WHAT YOU SHOULD DO =
Where a line holds the string "Росрыболовство", return that line.

DATA SUPPLIED =
+++

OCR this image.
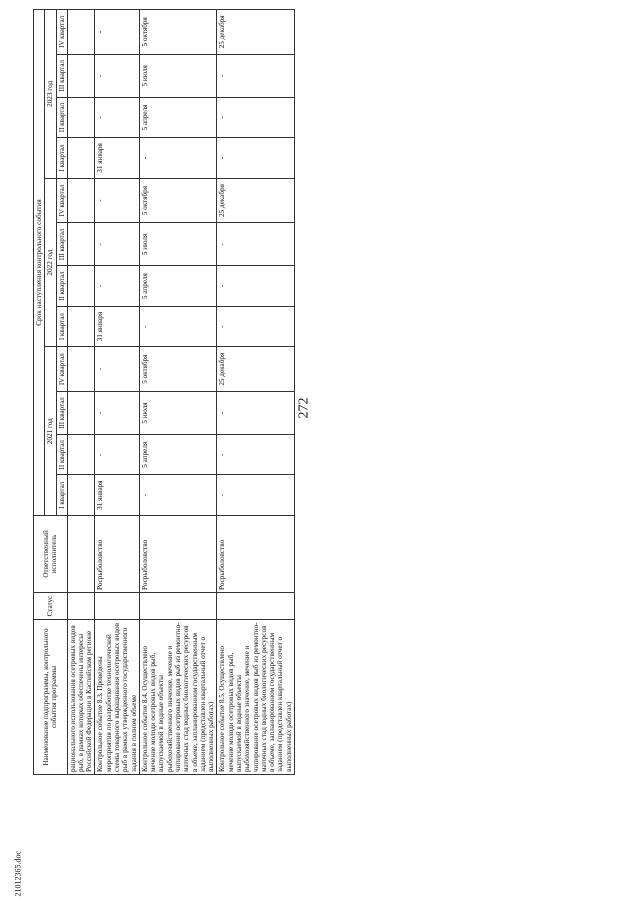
Наименование подпрограммы, контрольного события программы	Статус	Ответственный исполнитель	Срок наступления контрольного события											
			2021 год				2022 год				2023 год			
			I квартал	II квартал	III квартал	IV квартал	I квартал	II квартал	III квартал	IV квартал	I квартал	II квартал	III квартал	IV квартал
рационального использования осетровых видов рыб, в рамках которых обеспечены интересы Российской Федерации в Каспийском регионе														
Контрольное событие 8.3. Проведены мероприятия по разработке технологической схемы товарного выращивания осетровых видов рыб в рамках утвержденного государственного задания в полном объеме		Росрыболовство	31 января	-	-	-	31 января	-	-	-	31 января	-	-	-
Контрольное событие 8.4. Осуществлено мечение молоди осетровых видов рыб, выпускаемой в водные объекты рыбохозяйственного значение, мечение и чипирование осетровых видов рыб из ремонтно-маточных стад водных биологических ресурсов в объеме, запланированном государственным заданием (представлен квартальный отчет о выполненных работах)		Росрыболовство	-	5 апреля	5 июля	5 октября	-	5 апреля	5 июля	5 октября	-	5 апреля	5 июля	5 октября
Контрольное событие 8.5. Осуществлено мечение молоди осетровых видов рыб, выпускаемой в водные объекты рыбохозяйственного значение, мечение и чипирование осетровых видов рыб из ремонтно-маточных стад водных биологических ресурсов в объеме, запланированном государственным заданием (представлен квартальный отчет о выполненных работах)		Росрыболовство	-	-	-	25 декабря	-	-	-	25 декабря	-	-	-	25 декабря
272
21012365.doc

+++

IN RESPONSE =
Контрольное событие 8.3. Проведены мероприятия по разработке технологической схемы товарного выращивания осетровых видов рыб в рамках утвержденного государственного задания в полном объеме		Росрыболовство	31 января	-	-	-	31 января	-	-	-	31 января	-	-	-
Контрольное событие 8.4. Осуществлено мечение молоди осетровых видов рыб, выпускаемой в водные объекты рыбохозяйственного значение, мечение и чипирование осетровых видов рыб из ремонтно-маточных стад водных биологических ресурсов в объеме, запланированном государственным заданием (представлен квартальный отчет о выполненных работах)		Росрыболовство	-	5 апреля	5 июля	5 октября	-	5 апреля	5 июля	5 октября	-	5 апреля	5 июля	5 октября
Контрольное событие 8.5. Осуществлено мечение молоди осетровых видов рыб, выпускаемой в водные объекты рыбохозяйственного значение, мечение и чипирование осетровых видов рыб из ремонтно-маточных стад водных биологических ресурсов в объеме, запланированном государственным заданием (представлен квартальный отчет о выполненных работах)		Росрыболовство	-	-	-	25 декабря	-	-	-	25 декабря	-	-	-	25 декабря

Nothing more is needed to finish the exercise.